(Stored entries)
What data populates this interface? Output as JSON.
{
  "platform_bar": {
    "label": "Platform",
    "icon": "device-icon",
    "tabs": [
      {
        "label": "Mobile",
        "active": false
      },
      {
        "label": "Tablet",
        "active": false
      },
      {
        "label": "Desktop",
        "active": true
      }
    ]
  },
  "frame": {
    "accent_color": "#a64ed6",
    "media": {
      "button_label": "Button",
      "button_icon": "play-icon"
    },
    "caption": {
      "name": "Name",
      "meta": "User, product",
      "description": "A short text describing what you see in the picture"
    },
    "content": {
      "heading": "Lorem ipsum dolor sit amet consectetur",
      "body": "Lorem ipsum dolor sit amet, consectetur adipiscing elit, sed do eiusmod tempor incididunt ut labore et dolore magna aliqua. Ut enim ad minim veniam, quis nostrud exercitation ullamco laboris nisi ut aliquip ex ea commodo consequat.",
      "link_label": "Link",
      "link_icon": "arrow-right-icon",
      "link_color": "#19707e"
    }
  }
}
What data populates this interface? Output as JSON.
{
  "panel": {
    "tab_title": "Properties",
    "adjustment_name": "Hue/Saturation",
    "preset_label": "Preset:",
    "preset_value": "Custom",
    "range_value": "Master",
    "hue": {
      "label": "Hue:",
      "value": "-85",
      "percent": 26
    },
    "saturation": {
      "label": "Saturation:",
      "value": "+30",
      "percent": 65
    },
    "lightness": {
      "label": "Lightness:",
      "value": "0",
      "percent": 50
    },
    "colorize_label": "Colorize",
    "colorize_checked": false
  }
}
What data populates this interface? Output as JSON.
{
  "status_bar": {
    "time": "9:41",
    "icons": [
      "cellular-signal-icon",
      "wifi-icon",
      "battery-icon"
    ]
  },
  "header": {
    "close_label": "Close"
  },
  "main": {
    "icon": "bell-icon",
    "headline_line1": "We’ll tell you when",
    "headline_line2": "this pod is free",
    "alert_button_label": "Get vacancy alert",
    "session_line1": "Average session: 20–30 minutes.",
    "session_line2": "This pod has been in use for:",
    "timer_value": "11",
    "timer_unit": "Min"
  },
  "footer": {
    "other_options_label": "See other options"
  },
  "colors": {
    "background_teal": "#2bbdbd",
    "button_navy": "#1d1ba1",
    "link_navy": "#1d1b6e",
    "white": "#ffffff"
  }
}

**TO BE DONE:**
Transcribe all lines as written.

**FINAL RESULT:**
What data populates this interface? Output as JSON.
{
  "platform_bar": {
    "label": "Platform",
    "icon": "device-icon",
    "tabs": [
      {
        "label": "Mobile",
        "active": false
      },
      {
        "label": "Tablet",
        "active": false
      },
      {
        "label": "Desktop",
        "active": true
      }
    ]
  },
  "frame": {
    "accent_color": "#a64ed6",
    "media": {
      "button_label": "Button",
      "button_icon": "play-icon"
    },
    "caption": {
      "name": "Name",
      "meta": "User, product",
      "description": "A short text describing what you see in the picture"
    },
    "content": {
      "heading": "Lorem ipsum dolor sit amet consectetur",
      "body": "Lorem ipsum dolor sit amet, consectetur adipiscing elit, sed do eiusmod tempor incididunt ut labore et dolore magna aliqua. Ut enim ad minim veniam, quis nostrud exercitation ullamco laboris nisi ut aliquip ex ea commodo consequat.",
      "link_label": "Link",
      "link_icon": "arrow-right-icon",
      "link_color": "#19707e"
    }
  }
}
What data populates this interface? Output as JSON.
{
  "panel": {
    "tab_title": "Properties",
    "adjustment_name": "Hue/Saturation",
    "preset_label": "Preset:",
    "preset_value": "Custom",
    "range_value": "Master",
    "hue": {
      "label": "Hue:",
      "value": "-85",
      "percent": 26
    },
    "saturation": {
      "label": "Saturation:",
      "value": "+30",
      "percent": 65
    },
    "lightness": {
      "label": "Lightness:",
      "value": "0",
      "percent": 50
    },
    "colorize_label": "Colorize",
    "colorize_checked": false
  }
}
What data populates this interface? Output as JSON.
{
  "status_bar": {
    "time": "9:41",
    "icons": [
      "cellular-signal-icon",
      "wifi-icon",
      "battery-icon"
    ]
  },
  "header": {
    "close_label": "Close"
  },
  "main": {
    "icon": "bell-icon",
    "headline_line1": "We’ll tell you when",
    "headline_line2": "this pod is free",
    "alert_button_label": "Get vacancy alert",
    "session_line1": "Average session: 20–30 minutes.",
    "session_line2": "This pod has been in use for:",
    "timer_value": "11",
    "timer_unit": "Min"
  },
  "footer": {
    "other_options_label": "See other options"
  },
  "colors": {
    "background_teal": "#2bbdbd",
    "button_navy": "#1d1ba1",
    "link_navy": "#1d1b6e",
    "white": "#ffffff"
  }
}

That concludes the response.